Task requirements – Gather, from the listing beneath this task, every line holding the string "ECMWF".

>> BEGIN Data for this task

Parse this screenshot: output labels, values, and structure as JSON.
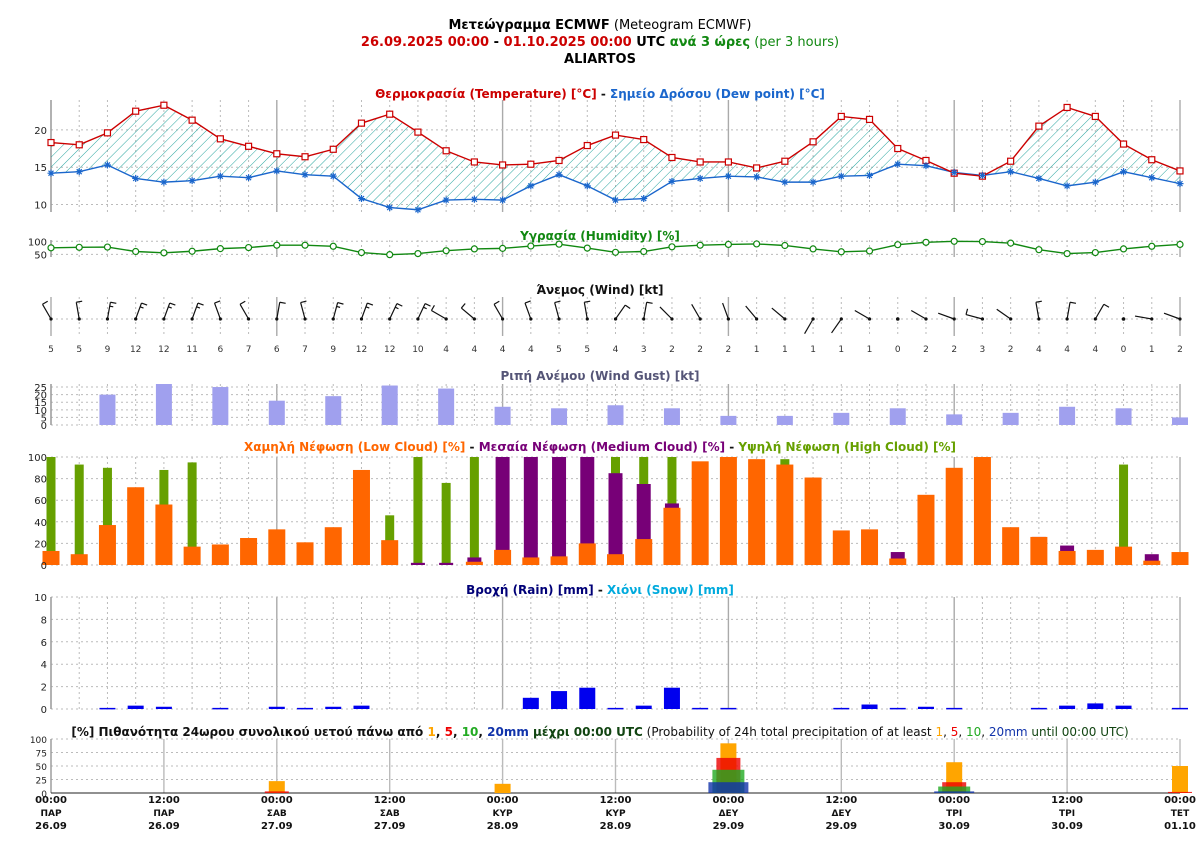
{
  "header": {
    "line1": {
      "bold": "Μετεώγραμμα ECMWF",
      "rest": " (Meteogram ECMWF)"
    },
    "line2": {
      "start": "26.09.2025 00:00",
      "dash": " - ",
      "end": "01.10.2025 00:00",
      "utc": " UTC ",
      "every_gr": "ανά 3 ώρες",
      "every_en": " (per 3 hours)"
    },
    "line3": "ALIARTOS"
  },
  "colors": {
    "temperature": "#cc0000",
    "dew_point": "#1a66cc",
    "humidity": "#118811",
    "wind_gust": "#a0a0ee",
    "low_cloud": "#ff6600",
    "medium_cloud": "#770077",
    "high_cloud": "#66a000",
    "rain": "#0000ee",
    "snow": "#00aadd",
    "title_rain": "#000077",
    "p1": "#ffa500",
    "p5": "#ee0000",
    "p10": "#22aa22",
    "p20": "#1133aa"
  },
  "chart_data": [
    {
      "type": "line",
      "title_parts": [
        {
          "text": "Θερμοκρασία (Temperature) [°C]",
          "color": "#cc0000"
        },
        {
          "text": " - ",
          "color": "#111111"
        },
        {
          "text": "Σημείο Δρόσου (Dew point) [°C]",
          "color": "#1a66cc"
        }
      ],
      "ylim": [
        9,
        24
      ],
      "y_ticks": [
        10,
        15,
        20
      ],
      "series": [
        {
          "name": "Temperature",
          "marker": "square",
          "values": [
            18.3,
            18.0,
            19.6,
            22.5,
            23.3,
            21.3,
            18.8,
            17.8,
            16.8,
            16.4,
            17.4,
            20.9,
            22.1,
            19.7,
            17.2,
            15.7,
            15.3,
            15.4,
            15.9,
            17.9,
            19.3,
            18.7,
            16.3,
            15.7,
            15.7,
            14.9,
            15.8,
            18.4,
            21.8,
            21.4,
            17.5,
            15.9,
            14.2,
            13.8,
            15.8,
            20.5,
            23.0,
            21.8,
            18.1,
            16.0,
            14.5
          ]
        },
        {
          "name": "Dew point",
          "marker": "star",
          "values": [
            14.2,
            14.4,
            15.3,
            13.5,
            13.0,
            13.2,
            13.8,
            13.6,
            14.5,
            14.0,
            13.8,
            10.8,
            9.6,
            9.3,
            10.6,
            10.7,
            10.6,
            12.5,
            14.0,
            12.5,
            10.6,
            10.8,
            13.1,
            13.5,
            13.8,
            13.7,
            13.0,
            13.0,
            13.8,
            13.9,
            15.4,
            15.2,
            14.3,
            13.9,
            14.4,
            13.5,
            12.5,
            13.0,
            14.4,
            13.6,
            12.8
          ]
        }
      ]
    },
    {
      "type": "line",
      "title_parts": [
        {
          "text": "Υγρασία (Humidity) [%]",
          "color": "#118811"
        }
      ],
      "ylim": [
        40,
        105
      ],
      "y_ticks": [
        50,
        100
      ],
      "series": [
        {
          "name": "Humidity",
          "marker": "circle",
          "values": [
            75,
            77,
            78,
            61,
            56,
            62,
            72,
            76,
            85,
            85,
            81,
            57,
            49,
            53,
            64,
            71,
            73,
            82,
            89,
            74,
            58,
            61,
            79,
            85,
            88,
            90,
            84,
            71,
            60,
            63,
            87,
            96,
            100,
            99,
            93,
            68,
            53,
            57,
            71,
            81,
            88
          ]
        }
      ]
    },
    {
      "type": "wind_barbs",
      "title_parts": [
        {
          "text": "Άνεμος (Wind) [kt]",
          "color": "#111111"
        }
      ],
      "speeds": [
        "5",
        "5",
        "9",
        "12",
        "12",
        "11",
        "6",
        "7",
        "6",
        "7",
        "9",
        "12",
        "12",
        "10",
        "4",
        "4",
        "4",
        "4",
        "5",
        "5",
        "4",
        "3",
        "2",
        "2",
        "2",
        "1",
        "1",
        "1",
        "1",
        "1",
        "0",
        "2",
        "2",
        "3",
        "2",
        "4",
        "4",
        "4",
        "0",
        "1",
        "2"
      ],
      "directions_deg": [
        330,
        350,
        10,
        20,
        20,
        20,
        340,
        330,
        10,
        345,
        15,
        20,
        25,
        25,
        300,
        310,
        330,
        340,
        345,
        350,
        35,
        10,
        315,
        330,
        340,
        320,
        310,
        210,
        215,
        300,
        0,
        300,
        290,
        285,
        305,
        350,
        10,
        30,
        0,
        280,
        290
      ]
    },
    {
      "type": "bar",
      "title_parts": [
        {
          "text": "Ριπή Ανέμου (Wind Gust) [kt]",
          "color": "#555577"
        }
      ],
      "ylim": [
        0,
        27
      ],
      "y_ticks": [
        0,
        5,
        10,
        15,
        20,
        25
      ],
      "series": [
        {
          "name": "Wind Gust",
          "values": [
            null,
            null,
            20,
            null,
            27,
            null,
            25,
            null,
            16,
            null,
            19,
            null,
            26,
            null,
            24,
            null,
            12,
            null,
            11,
            null,
            13,
            null,
            11,
            null,
            6,
            null,
            6,
            null,
            8,
            null,
            11,
            null,
            7,
            null,
            8,
            null,
            12,
            null,
            11,
            null,
            5
          ]
        }
      ]
    },
    {
      "type": "bar",
      "title_parts": [
        {
          "text": "Χαμηλή Νέφωση (Low Cloud) [%]",
          "color": "#ff6600"
        },
        {
          "text": " - ",
          "color": "#111111"
        },
        {
          "text": "Μεσαία Νέφωση (Medium Cloud) [%]",
          "color": "#770077"
        },
        {
          "text": " - ",
          "color": "#111111"
        },
        {
          "text": "Υψηλή Νέφωση (High Cloud) [%]",
          "color": "#66a000"
        }
      ],
      "ylim": [
        0,
        100
      ],
      "y_ticks": [
        0,
        20,
        40,
        60,
        80,
        100
      ],
      "series": [
        {
          "name": "Low Cloud",
          "values": [
            13,
            10,
            37,
            72,
            56,
            17,
            19,
            25,
            33,
            21,
            35,
            88,
            23,
            0,
            0,
            3,
            14,
            7,
            8,
            20,
            10,
            24,
            53,
            96,
            100,
            98,
            93,
            81,
            32,
            33,
            6,
            65,
            90,
            100,
            35,
            26,
            13,
            14,
            17,
            4,
            12
          ]
        },
        {
          "name": "Medium Cloud",
          "values": [
            0,
            0,
            0,
            0,
            0,
            0,
            0,
            0,
            0,
            0,
            0,
            0,
            0,
            2,
            2,
            7,
            100,
            100,
            100,
            100,
            85,
            75,
            57,
            0,
            0,
            0,
            0,
            0,
            0,
            0,
            12,
            0,
            0,
            0,
            0,
            26,
            18,
            0,
            0,
            10,
            0
          ]
        },
        {
          "name": "High Cloud",
          "values": [
            100,
            93,
            90,
            0,
            88,
            95,
            0,
            0,
            0,
            0,
            0,
            0,
            46,
            100,
            76,
            100,
            0,
            0,
            0,
            0,
            100,
            100,
            100,
            0,
            0,
            0,
            98,
            0,
            0,
            0,
            0,
            0,
            0,
            0,
            0,
            0,
            0,
            0,
            93,
            0,
            0
          ]
        }
      ]
    },
    {
      "type": "bar",
      "title_parts": [
        {
          "text": "Βροχή (Rain) [mm]",
          "color": "#000077"
        },
        {
          "text": " - ",
          "color": "#111111"
        },
        {
          "text": "Χιόνι (Snow) [mm]",
          "color": "#00aadd"
        }
      ],
      "ylim": [
        0,
        10
      ],
      "y_ticks": [
        0,
        2,
        4,
        6,
        8,
        10
      ],
      "series": [
        {
          "name": "Rain",
          "values": [
            0,
            0,
            0.1,
            0.3,
            0.2,
            0,
            0.1,
            0,
            0.2,
            0.1,
            0.2,
            0.3,
            0,
            0,
            0,
            0,
            0,
            1.0,
            1.6,
            1.9,
            0.1,
            0.3,
            1.9,
            0.1,
            0.1,
            0,
            0,
            0,
            0.1,
            0.4,
            0.1,
            0.2,
            0.1,
            0,
            0,
            0.1,
            0.3,
            0.5,
            0.3,
            0,
            0.1
          ]
        },
        {
          "name": "Snow",
          "values": [
            0,
            0,
            0,
            0,
            0,
            0,
            0,
            0,
            0,
            0,
            0,
            0,
            0,
            0,
            0,
            0,
            0,
            0,
            0,
            0,
            0,
            0,
            0,
            0,
            0,
            0,
            0,
            0,
            0,
            0,
            0,
            0,
            0,
            0,
            0,
            0,
            0,
            0,
            0,
            0,
            0
          ]
        }
      ]
    },
    {
      "type": "bar",
      "title_parts": [
        {
          "text": "[%] Πιθανότητα 24ωρου συνολικού υετού πάνω από ",
          "color": "#111111",
          "bold": true
        },
        {
          "text": "1",
          "color": "#ffa500",
          "bold": true
        },
        {
          "text": ", ",
          "color": "#111111",
          "bold": true
        },
        {
          "text": "5",
          "color": "#ee0000",
          "bold": true
        },
        {
          "text": ", ",
          "color": "#111111",
          "bold": true
        },
        {
          "text": "10",
          "color": "#22aa22",
          "bold": true
        },
        {
          "text": ", ",
          "color": "#111111",
          "bold": true
        },
        {
          "text": "20mm",
          "color": "#1133aa",
          "bold": true
        },
        {
          "text": " μέχρι 00:00 UTC",
          "color": "#114411",
          "bold": true
        },
        {
          "text": " (Probability of 24h total precipitation of at least ",
          "color": "#111111"
        },
        {
          "text": "1",
          "color": "#ffa500"
        },
        {
          "text": ", ",
          "color": "#111111"
        },
        {
          "text": "5",
          "color": "#ee0000"
        },
        {
          "text": ", ",
          "color": "#111111"
        },
        {
          "text": "10",
          "color": "#22aa22"
        },
        {
          "text": ", ",
          "color": "#111111"
        },
        {
          "text": "20mm",
          "color": "#1133aa"
        },
        {
          "text": " until 00:00 UTC)",
          "color": "#114411"
        }
      ],
      "ylim": [
        0,
        100
      ],
      "y_ticks": [
        0,
        25,
        50,
        75,
        100
      ],
      "time_steps": [
        8,
        16,
        24,
        32,
        40
      ],
      "series": [
        {
          "name": "1mm",
          "values": [
            22,
            17,
            92,
            57,
            50
          ]
        },
        {
          "name": "5mm",
          "values": [
            3,
            0,
            65,
            20,
            2
          ]
        },
        {
          "name": "10mm",
          "values": [
            0,
            0,
            43,
            12,
            0
          ]
        },
        {
          "name": "20mm",
          "values": [
            0,
            0,
            20,
            3,
            0
          ]
        }
      ]
    }
  ],
  "x_axis": {
    "labels": [
      {
        "step": 0,
        "time": "00:00",
        "day": "ΠΑΡ",
        "date": "26.09"
      },
      {
        "step": 4,
        "time": "12:00",
        "day": "ΠΑΡ",
        "date": "26.09"
      },
      {
        "step": 8,
        "time": "00:00",
        "day": "ΣΑΒ",
        "date": "27.09"
      },
      {
        "step": 12,
        "time": "12:00",
        "day": "ΣΑΒ",
        "date": "27.09"
      },
      {
        "step": 16,
        "time": "00:00",
        "day": "ΚΥΡ",
        "date": "28.09"
      },
      {
        "step": 20,
        "time": "12:00",
        "day": "ΚΥΡ",
        "date": "28.09"
      },
      {
        "step": 24,
        "time": "00:00",
        "day": "ΔΕΥ",
        "date": "29.09"
      },
      {
        "step": 28,
        "time": "12:00",
        "day": "ΔΕΥ",
        "date": "29.09"
      },
      {
        "step": 32,
        "time": "00:00",
        "day": "ΤΡΙ",
        "date": "30.09"
      },
      {
        "step": 36,
        "time": "12:00",
        "day": "ΤΡΙ",
        "date": "30.09"
      },
      {
        "step": 40,
        "time": "00:00",
        "day": "ΤΕΤ",
        "date": "01.10"
      }
    ]
  }
}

>> END Data for this task

Solved problem –
      "bold": "Μετεώγραμμα ECMWF",
      "rest": " (Meteogram ECMWF)"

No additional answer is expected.